TASK BRIEF: Copy the items below word for word, starting with their first line and ending with the line that contains "grid-intersection-dot (765, 464, 769, 468)".

---------- DATA TO USE ----------

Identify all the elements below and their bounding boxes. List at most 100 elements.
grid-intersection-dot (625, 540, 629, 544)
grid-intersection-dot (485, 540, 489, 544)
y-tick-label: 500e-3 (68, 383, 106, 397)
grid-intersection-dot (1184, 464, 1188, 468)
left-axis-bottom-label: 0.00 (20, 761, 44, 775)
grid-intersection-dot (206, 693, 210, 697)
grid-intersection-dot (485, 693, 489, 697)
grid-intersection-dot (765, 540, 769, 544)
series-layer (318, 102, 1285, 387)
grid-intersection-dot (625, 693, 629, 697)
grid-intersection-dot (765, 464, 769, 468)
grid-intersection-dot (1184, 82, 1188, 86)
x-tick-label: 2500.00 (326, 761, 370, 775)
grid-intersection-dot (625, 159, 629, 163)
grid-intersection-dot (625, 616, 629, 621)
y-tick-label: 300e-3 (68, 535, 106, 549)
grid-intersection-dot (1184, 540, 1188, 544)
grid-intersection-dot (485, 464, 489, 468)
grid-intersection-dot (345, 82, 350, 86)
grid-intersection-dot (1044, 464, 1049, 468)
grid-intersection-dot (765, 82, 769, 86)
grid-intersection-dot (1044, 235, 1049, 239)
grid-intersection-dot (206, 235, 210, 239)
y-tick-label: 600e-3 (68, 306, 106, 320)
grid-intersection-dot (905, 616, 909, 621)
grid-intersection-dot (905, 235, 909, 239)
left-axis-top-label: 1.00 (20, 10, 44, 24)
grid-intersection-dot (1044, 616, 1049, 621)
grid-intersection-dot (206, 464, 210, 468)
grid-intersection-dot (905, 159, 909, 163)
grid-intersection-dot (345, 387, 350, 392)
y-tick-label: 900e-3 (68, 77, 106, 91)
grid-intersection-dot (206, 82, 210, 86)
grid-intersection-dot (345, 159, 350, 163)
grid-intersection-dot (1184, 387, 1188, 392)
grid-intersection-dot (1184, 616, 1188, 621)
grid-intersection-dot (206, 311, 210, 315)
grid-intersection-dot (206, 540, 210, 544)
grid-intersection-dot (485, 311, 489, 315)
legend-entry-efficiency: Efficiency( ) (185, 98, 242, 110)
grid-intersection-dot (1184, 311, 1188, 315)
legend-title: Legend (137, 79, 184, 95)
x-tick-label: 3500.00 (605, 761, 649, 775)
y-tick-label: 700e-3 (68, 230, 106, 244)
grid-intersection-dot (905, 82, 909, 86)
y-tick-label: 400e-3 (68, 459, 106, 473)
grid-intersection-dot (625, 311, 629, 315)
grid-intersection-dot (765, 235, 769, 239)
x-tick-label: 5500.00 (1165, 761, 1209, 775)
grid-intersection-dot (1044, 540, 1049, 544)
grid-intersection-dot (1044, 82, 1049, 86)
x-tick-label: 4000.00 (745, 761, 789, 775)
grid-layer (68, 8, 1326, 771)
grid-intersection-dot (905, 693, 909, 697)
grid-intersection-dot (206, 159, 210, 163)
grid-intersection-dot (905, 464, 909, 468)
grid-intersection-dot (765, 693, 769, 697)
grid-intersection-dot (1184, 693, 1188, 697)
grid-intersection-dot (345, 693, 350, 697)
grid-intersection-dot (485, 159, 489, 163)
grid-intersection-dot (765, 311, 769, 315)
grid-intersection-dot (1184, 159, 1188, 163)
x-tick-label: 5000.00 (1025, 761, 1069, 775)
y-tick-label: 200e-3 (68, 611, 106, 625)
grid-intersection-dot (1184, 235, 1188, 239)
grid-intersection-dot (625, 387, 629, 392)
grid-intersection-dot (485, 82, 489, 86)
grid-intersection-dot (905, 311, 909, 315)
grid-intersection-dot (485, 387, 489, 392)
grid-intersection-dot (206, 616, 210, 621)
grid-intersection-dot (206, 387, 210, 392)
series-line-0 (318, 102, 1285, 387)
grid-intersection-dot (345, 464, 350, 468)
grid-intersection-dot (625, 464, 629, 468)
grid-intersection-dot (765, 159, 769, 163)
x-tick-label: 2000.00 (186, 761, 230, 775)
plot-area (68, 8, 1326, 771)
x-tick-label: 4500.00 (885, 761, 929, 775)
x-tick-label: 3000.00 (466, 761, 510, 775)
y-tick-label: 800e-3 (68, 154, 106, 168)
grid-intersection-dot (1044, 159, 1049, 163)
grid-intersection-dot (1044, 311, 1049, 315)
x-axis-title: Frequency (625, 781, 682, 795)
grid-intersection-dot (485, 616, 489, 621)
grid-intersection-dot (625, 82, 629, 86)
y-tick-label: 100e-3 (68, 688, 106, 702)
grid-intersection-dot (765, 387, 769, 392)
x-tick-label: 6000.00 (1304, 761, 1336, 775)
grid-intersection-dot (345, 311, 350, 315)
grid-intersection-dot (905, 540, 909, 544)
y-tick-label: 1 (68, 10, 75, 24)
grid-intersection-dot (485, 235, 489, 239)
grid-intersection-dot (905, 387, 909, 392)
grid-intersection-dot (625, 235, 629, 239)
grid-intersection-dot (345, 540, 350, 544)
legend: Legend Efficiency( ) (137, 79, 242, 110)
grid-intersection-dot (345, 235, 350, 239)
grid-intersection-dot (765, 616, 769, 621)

----------

SOLVED PROBLEM:
Identify all the elements below and their bounding boxes. List at most 100 elements.
grid-intersection-dot (625, 540, 629, 544)
grid-intersection-dot (485, 540, 489, 544)
y-tick-label: 500e-3 (68, 383, 106, 397)
grid-intersection-dot (1184, 464, 1188, 468)
left-axis-bottom-label: 0.00 (20, 761, 44, 775)
grid-intersection-dot (206, 693, 210, 697)
grid-intersection-dot (485, 693, 489, 697)
grid-intersection-dot (765, 540, 769, 544)
series-layer (318, 102, 1285, 387)
grid-intersection-dot (625, 693, 629, 697)
grid-intersection-dot (765, 464, 769, 468)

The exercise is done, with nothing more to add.